**What to do:** Set down each record below precisely, skipping the pictures.

Stored dataset items:

==========

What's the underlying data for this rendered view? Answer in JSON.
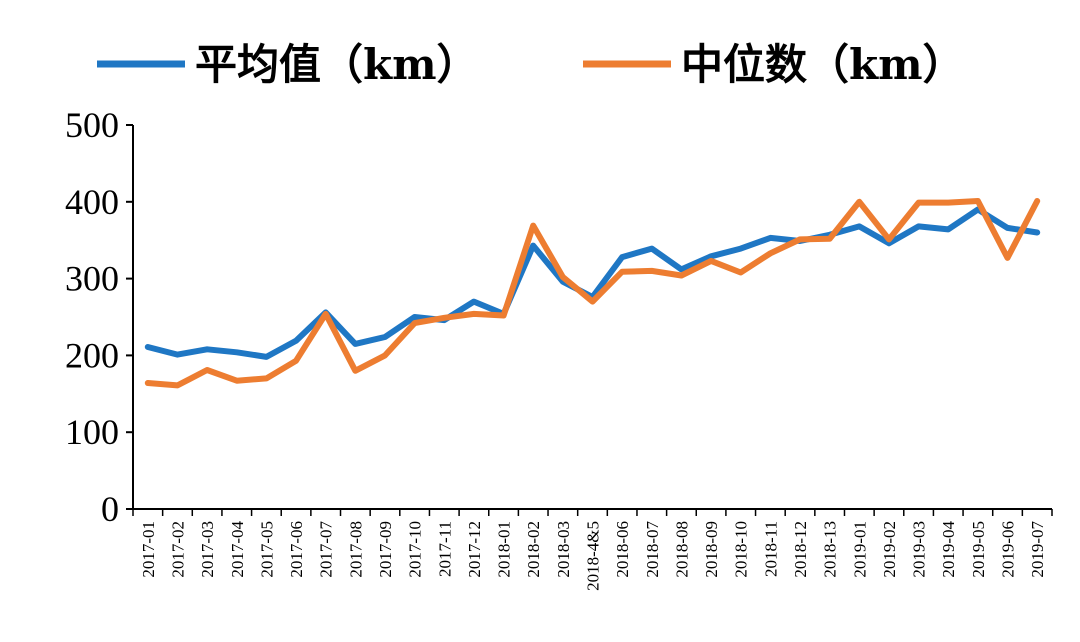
{
  "chart_data": {
    "type": "line",
    "title": "",
    "xlabel": "",
    "ylabel": "",
    "ylim": [
      0,
      500
    ],
    "yticks": [
      0,
      100,
      200,
      300,
      400,
      500
    ],
    "grid": false,
    "legend_position": "top",
    "categories": [
      "2017-01",
      "2017-02",
      "2017-03",
      "2017-04",
      "2017-05",
      "2017-06",
      "2017-07",
      "2017-08",
      "2017-09",
      "2017-10",
      "2017-11",
      "2017-12",
      "2018-01",
      "2018-02",
      "2018-03",
      "2018-4&5",
      "2018-06",
      "2018-07",
      "2018-08",
      "2018-09",
      "2018-10",
      "2018-11",
      "2018-12",
      "2018-13",
      "2019-01",
      "2019-02",
      "2019-03",
      "2019-04",
      "2019-05",
      "2019-06",
      "2019-07"
    ],
    "series": [
      {
        "name": "平均值（km）",
        "color": "#1f77c4",
        "values": [
          211,
          201,
          208,
          204,
          198,
          219,
          256,
          215,
          224,
          250,
          246,
          270,
          254,
          343,
          296,
          276,
          328,
          339,
          312,
          329,
          339,
          353,
          349,
          357,
          368,
          346,
          368,
          364,
          390,
          366,
          360
        ]
      },
      {
        "name": "中位数（km）",
        "color": "#ed7d31",
        "values": [
          164,
          161,
          181,
          167,
          170,
          193,
          254,
          180,
          200,
          242,
          249,
          254,
          252,
          369,
          302,
          270,
          309,
          310,
          304,
          323,
          308,
          333,
          351,
          352,
          400,
          351,
          399,
          399,
          401,
          327,
          401
        ]
      }
    ]
  }
}
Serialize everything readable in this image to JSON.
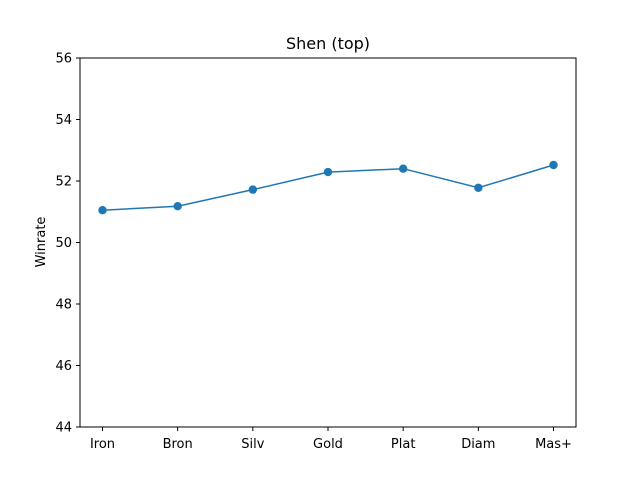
{
  "chart_data": {
    "type": "line",
    "title": "Shen (top)",
    "xlabel": "",
    "ylabel": "Winrate",
    "categories": [
      "Iron",
      "Bron",
      "Silv",
      "Gold",
      "Plat",
      "Diam",
      "Mas+"
    ],
    "series": [
      {
        "values": [
          51.05,
          51.18,
          51.72,
          52.29,
          52.4,
          51.78,
          52.52
        ]
      }
    ],
    "ylim": [
      44,
      56
    ],
    "yticks": [
      "44",
      "46",
      "48",
      "50",
      "52",
      "54",
      "56"
    ],
    "grid": false,
    "colors": {
      "series": "#1f77b4",
      "axes": "#000000"
    }
  }
}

==========

**Answer below:**
What's the underlying data for this rendered view? Answer in JSON.
{
  "chart_data": {
    "type": "line",
    "title": "",
    "xlabel": "",
    "ylabel": "",
    "ylim": [
      0,
      500
    ],
    "yticks": [
      0,
      100,
      200,
      300,
      400,
      500
    ],
    "grid": false,
    "legend_position": "top",
    "categories": [
      "2017-01",
      "2017-02",
      "2017-03",
      "2017-04",
      "2017-05",
      "2017-06",
      "2017-07",
      "2017-08",
      "2017-09",
      "2017-10",
      "2017-11",
      "2017-12",
      "2018-01",
      "2018-02",
      "2018-03",
      "2018-4&5",
      "2018-06",
      "2018-07",
      "2018-08",
      "2018-09",
      "2018-10",
      "2018-11",
      "2018-12",
      "2018-13",
      "2019-01",
      "2019-02",
      "2019-03",
      "2019-04",
      "2019-05",
      "2019-06",
      "2019-07"
    ],
    "series": [
      {
        "name": "平均值（km）",
        "color": "#1f77c4",
        "values": [
          211,
          201,
          208,
          204,
          198,
          219,
          256,
          215,
          224,
          250,
          246,
          270,
          254,
          343,
          296,
          276,
          328,
          339,
          312,
          329,
          339,
          353,
          349,
          357,
          368,
          346,
          368,
          364,
          390,
          366,
          360
        ]
      },
      {
        "name": "中位数（km）",
        "color": "#ed7d31",
        "values": [
          164,
          161,
          181,
          167,
          170,
          193,
          254,
          180,
          200,
          242,
          249,
          254,
          252,
          369,
          302,
          270,
          309,
          310,
          304,
          323,
          308,
          333,
          351,
          352,
          400,
          351,
          399,
          399,
          401,
          327,
          401
        ]
      }
    ]
  }
}
Serialize everything readable in this image to JSON.
{
  "chart_data": {
    "type": "line",
    "title": "Shen (top)",
    "xlabel": "",
    "ylabel": "Winrate",
    "categories": [
      "Iron",
      "Bron",
      "Silv",
      "Gold",
      "Plat",
      "Diam",
      "Mas+"
    ],
    "series": [
      {
        "values": [
          51.05,
          51.18,
          51.72,
          52.29,
          52.4,
          51.78,
          52.52
        ]
      }
    ],
    "ylim": [
      44,
      56
    ],
    "yticks": [
      "44",
      "46",
      "48",
      "50",
      "52",
      "54",
      "56"
    ],
    "grid": false,
    "colors": {
      "series": "#1f77b4",
      "axes": "#000000"
    }
  }
}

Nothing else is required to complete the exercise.